PROBLEM TO SOLVE
Copy out each line in the material below that has the word "水手突破".

----------

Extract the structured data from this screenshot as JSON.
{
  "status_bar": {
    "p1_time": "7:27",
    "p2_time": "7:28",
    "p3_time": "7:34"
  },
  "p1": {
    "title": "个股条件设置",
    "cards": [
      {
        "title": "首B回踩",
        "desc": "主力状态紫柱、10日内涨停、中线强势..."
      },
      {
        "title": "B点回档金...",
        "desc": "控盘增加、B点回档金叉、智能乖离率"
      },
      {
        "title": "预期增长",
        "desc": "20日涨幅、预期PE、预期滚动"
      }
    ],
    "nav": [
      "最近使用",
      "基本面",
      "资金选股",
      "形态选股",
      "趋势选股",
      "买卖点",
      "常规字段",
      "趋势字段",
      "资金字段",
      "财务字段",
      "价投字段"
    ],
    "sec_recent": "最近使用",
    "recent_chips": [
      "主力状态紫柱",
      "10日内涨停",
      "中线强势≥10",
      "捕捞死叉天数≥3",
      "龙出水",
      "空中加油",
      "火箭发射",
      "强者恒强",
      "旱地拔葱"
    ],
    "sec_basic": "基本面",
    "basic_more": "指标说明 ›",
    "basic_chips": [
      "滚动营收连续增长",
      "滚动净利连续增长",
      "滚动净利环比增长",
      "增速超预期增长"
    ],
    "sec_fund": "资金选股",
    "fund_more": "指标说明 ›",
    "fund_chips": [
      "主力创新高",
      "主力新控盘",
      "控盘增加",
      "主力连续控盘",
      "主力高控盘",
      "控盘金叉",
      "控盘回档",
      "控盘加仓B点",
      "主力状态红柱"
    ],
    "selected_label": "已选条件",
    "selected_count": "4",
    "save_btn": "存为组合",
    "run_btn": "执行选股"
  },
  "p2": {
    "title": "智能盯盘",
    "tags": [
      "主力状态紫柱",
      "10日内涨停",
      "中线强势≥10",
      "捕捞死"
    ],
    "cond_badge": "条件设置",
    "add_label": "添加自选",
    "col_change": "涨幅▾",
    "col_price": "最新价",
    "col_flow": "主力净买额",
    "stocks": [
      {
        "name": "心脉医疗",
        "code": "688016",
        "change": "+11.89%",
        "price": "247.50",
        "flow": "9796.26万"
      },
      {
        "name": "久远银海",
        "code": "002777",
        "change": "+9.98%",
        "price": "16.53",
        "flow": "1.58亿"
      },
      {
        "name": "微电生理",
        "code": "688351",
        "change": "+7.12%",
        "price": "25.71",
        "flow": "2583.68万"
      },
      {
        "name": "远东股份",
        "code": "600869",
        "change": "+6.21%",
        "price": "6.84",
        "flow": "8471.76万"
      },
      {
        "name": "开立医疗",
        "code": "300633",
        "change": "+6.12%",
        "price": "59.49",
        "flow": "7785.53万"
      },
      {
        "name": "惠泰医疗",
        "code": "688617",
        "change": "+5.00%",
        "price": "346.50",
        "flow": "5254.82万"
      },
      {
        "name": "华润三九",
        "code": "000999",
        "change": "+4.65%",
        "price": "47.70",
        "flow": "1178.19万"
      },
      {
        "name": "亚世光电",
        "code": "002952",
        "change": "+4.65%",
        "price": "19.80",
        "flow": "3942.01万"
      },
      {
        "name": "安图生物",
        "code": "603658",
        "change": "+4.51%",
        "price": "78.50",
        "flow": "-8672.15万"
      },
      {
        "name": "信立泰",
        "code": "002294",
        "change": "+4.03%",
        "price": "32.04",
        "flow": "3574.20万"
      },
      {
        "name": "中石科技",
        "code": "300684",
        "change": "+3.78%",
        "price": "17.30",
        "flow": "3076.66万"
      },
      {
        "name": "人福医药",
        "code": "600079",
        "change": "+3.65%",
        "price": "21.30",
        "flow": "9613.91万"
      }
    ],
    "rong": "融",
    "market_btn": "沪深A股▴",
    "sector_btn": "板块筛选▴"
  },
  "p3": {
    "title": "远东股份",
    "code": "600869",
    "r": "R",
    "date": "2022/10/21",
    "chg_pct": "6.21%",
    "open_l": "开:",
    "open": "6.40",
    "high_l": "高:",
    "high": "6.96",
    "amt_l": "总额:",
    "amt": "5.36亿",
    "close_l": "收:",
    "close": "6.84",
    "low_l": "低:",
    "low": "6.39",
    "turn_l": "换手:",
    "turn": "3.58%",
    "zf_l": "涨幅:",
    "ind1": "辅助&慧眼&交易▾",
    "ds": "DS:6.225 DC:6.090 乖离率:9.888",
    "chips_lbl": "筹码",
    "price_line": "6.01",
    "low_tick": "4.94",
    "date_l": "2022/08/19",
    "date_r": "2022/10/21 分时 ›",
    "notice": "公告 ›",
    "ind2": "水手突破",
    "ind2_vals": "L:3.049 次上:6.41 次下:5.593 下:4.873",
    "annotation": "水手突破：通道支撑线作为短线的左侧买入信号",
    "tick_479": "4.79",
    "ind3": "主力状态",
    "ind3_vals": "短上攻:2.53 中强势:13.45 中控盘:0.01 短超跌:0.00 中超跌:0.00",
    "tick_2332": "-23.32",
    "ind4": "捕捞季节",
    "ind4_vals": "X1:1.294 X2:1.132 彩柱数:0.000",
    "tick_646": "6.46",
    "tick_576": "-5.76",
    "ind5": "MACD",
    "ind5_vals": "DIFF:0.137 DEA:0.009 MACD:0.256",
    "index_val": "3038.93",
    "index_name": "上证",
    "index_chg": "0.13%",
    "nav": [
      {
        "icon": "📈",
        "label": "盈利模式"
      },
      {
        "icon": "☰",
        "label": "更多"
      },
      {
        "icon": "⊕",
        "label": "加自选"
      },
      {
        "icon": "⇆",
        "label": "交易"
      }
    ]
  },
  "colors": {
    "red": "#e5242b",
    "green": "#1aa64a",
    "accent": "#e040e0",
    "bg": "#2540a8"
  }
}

----------

EXERCISE RESPONSE
    "ind2": "水手突破",
    "annotation": "水手突破：通道支撑线作为短线的左侧买入信号",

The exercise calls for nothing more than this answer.